==== AVAILABLE DATA ====
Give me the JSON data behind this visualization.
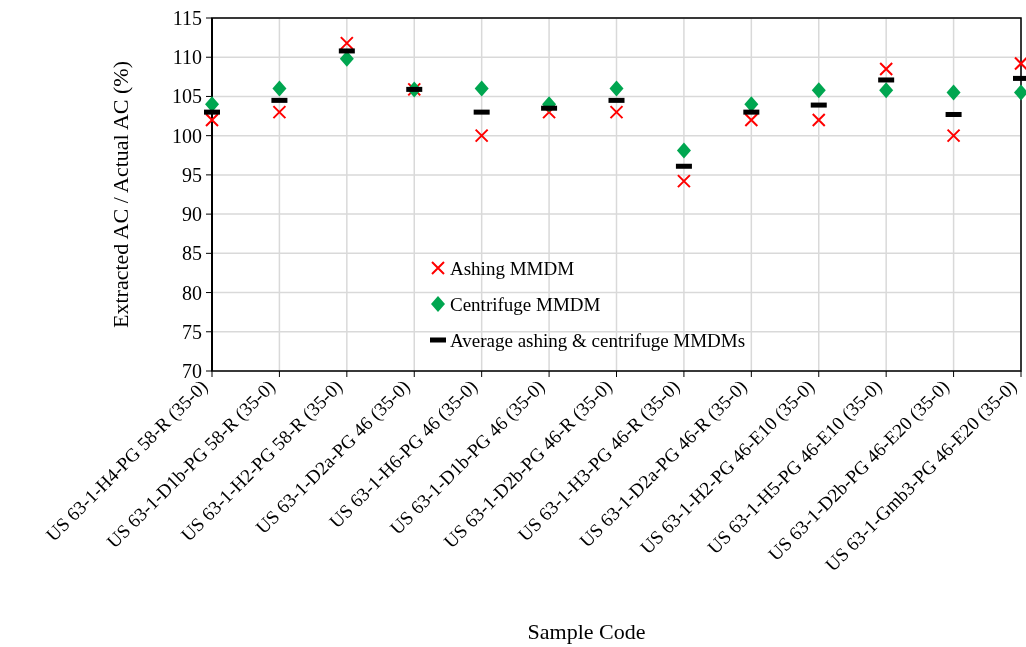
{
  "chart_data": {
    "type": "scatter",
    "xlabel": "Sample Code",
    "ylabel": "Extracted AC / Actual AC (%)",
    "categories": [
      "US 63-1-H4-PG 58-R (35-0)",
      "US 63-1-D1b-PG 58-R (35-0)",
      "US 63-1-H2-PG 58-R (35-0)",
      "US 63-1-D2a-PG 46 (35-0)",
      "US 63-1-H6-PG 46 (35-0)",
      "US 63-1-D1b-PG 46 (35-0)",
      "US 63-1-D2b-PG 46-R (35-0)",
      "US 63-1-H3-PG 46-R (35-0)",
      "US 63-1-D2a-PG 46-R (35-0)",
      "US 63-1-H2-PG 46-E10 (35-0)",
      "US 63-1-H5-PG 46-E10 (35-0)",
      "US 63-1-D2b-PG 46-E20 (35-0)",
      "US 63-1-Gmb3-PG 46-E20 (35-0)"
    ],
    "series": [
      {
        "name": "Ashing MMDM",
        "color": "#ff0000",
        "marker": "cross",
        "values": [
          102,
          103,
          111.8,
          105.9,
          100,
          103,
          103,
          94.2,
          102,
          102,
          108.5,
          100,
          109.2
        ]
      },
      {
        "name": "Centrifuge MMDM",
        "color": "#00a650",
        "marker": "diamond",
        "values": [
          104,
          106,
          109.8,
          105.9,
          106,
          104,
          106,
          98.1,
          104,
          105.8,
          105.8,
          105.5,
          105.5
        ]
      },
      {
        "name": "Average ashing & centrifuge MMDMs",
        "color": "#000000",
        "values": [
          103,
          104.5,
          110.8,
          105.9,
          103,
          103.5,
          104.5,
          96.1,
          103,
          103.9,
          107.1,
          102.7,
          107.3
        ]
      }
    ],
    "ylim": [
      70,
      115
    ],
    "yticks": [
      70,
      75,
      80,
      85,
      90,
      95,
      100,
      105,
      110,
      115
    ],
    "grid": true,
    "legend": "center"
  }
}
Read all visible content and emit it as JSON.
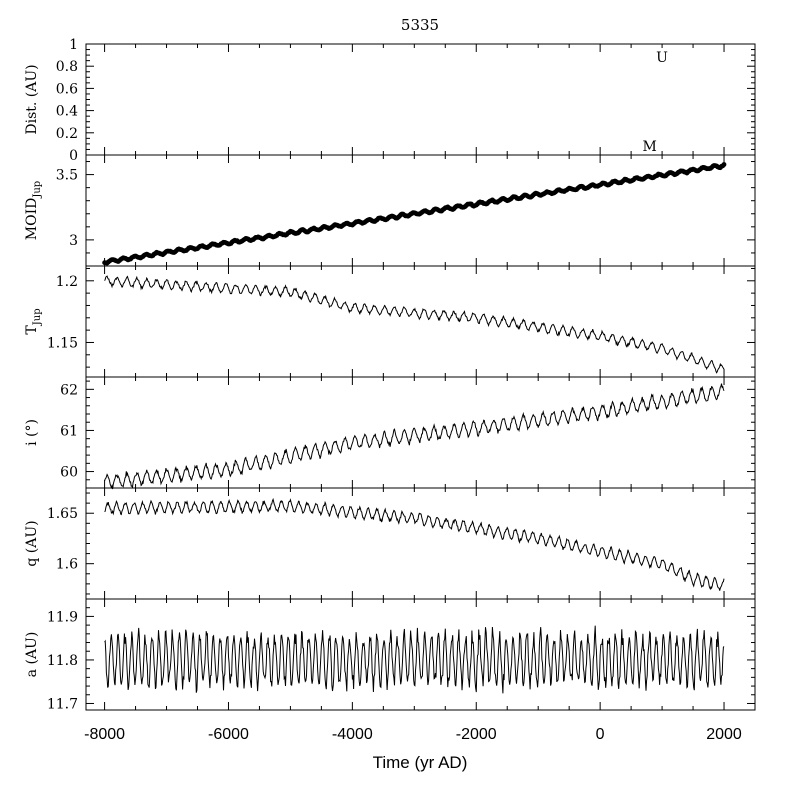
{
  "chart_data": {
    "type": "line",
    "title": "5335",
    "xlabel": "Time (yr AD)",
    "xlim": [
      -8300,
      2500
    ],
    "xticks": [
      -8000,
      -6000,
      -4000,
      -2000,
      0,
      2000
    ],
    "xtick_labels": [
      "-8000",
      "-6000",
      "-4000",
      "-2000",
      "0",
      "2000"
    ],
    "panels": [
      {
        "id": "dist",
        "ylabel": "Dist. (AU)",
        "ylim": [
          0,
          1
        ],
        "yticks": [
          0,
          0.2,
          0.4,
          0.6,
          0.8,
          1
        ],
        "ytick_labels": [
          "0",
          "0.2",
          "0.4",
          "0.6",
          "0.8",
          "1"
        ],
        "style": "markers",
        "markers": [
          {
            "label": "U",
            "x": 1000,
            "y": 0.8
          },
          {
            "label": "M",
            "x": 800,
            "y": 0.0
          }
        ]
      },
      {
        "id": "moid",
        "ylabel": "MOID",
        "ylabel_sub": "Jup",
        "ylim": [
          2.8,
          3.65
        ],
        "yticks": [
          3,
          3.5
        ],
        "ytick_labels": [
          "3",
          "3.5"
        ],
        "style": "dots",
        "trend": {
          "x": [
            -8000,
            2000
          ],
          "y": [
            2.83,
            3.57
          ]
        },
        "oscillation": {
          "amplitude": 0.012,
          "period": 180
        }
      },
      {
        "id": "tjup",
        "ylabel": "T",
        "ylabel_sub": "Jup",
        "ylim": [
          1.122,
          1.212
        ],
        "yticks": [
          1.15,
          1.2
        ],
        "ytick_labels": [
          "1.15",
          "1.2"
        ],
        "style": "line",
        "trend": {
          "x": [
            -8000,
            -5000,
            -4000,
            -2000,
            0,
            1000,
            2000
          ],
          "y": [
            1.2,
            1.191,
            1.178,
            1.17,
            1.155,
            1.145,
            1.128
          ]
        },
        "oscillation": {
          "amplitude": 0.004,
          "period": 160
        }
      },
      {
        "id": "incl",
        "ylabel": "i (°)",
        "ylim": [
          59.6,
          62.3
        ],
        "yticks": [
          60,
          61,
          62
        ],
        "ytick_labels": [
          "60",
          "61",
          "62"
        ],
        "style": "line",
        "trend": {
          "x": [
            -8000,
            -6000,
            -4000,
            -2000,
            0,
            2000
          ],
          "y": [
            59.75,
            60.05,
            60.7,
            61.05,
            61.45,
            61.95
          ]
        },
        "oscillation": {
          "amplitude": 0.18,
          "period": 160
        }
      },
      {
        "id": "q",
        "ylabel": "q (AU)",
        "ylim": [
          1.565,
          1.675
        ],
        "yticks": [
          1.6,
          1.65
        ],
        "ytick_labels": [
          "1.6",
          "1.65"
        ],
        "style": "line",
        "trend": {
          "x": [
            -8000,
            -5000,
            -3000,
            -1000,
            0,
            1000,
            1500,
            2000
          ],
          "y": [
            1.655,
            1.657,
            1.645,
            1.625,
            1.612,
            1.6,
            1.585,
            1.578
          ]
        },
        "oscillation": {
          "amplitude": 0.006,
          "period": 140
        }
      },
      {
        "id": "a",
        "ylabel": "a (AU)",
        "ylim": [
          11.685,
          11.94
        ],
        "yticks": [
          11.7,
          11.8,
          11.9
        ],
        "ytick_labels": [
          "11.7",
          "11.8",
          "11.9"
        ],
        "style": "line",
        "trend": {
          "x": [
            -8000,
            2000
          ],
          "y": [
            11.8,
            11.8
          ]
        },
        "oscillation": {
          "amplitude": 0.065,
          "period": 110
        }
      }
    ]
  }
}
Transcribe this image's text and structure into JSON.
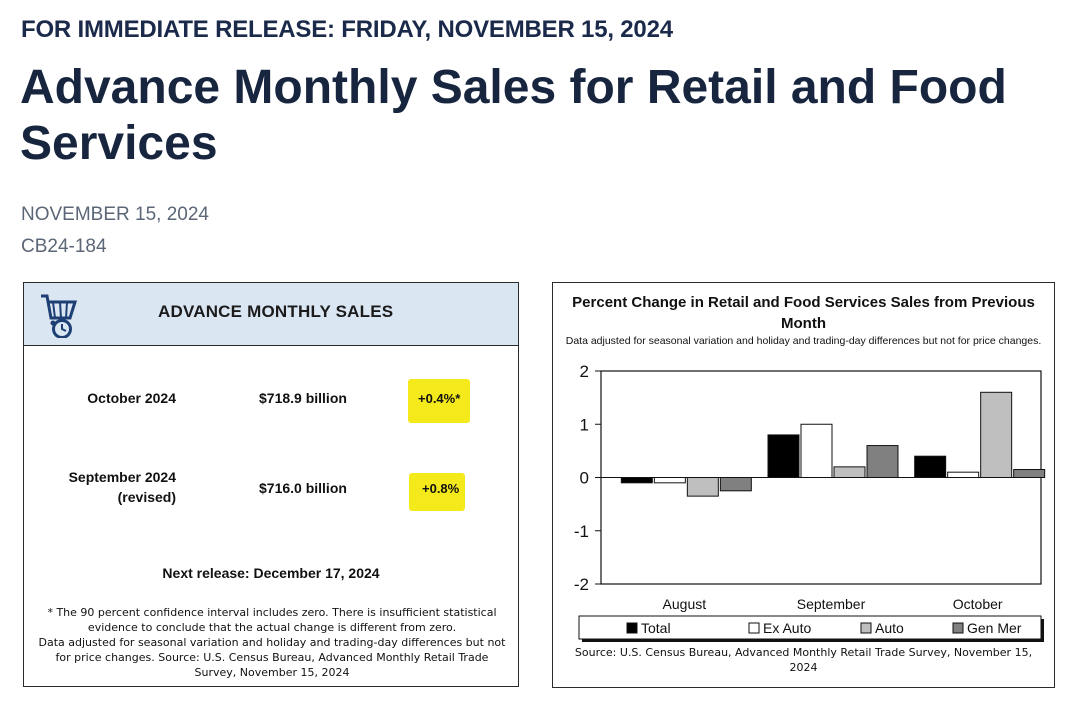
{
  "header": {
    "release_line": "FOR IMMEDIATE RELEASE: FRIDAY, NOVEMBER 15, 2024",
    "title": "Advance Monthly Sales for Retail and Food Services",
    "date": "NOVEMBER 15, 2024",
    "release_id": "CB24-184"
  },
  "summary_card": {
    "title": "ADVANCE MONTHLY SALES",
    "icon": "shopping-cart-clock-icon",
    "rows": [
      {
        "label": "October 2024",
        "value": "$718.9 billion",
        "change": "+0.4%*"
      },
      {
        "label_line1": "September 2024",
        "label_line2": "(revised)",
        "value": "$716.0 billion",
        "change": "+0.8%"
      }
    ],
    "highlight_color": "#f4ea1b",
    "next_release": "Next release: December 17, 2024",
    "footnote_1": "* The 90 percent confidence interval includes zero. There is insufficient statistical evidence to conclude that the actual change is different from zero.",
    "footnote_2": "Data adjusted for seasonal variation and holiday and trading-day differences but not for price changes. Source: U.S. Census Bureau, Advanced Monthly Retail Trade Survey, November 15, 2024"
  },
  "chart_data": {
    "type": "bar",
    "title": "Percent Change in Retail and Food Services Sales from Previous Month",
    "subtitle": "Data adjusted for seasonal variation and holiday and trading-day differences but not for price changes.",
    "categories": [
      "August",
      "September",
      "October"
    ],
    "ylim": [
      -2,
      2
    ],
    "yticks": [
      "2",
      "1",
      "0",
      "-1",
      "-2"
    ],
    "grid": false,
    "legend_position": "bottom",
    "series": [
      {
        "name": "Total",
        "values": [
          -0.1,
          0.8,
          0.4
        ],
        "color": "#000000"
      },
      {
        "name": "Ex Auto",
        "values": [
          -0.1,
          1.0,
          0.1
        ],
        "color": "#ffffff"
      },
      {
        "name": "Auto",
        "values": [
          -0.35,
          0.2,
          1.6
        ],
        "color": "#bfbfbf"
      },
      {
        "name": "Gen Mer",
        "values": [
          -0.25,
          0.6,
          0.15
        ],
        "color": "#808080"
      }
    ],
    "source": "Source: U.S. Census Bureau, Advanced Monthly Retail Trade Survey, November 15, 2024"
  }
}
====
## WHAT NEEDS TO BE DONE
Scan the material above and determine how many lines include the word "Survey"; report only the number.

## RESULT BELOW
2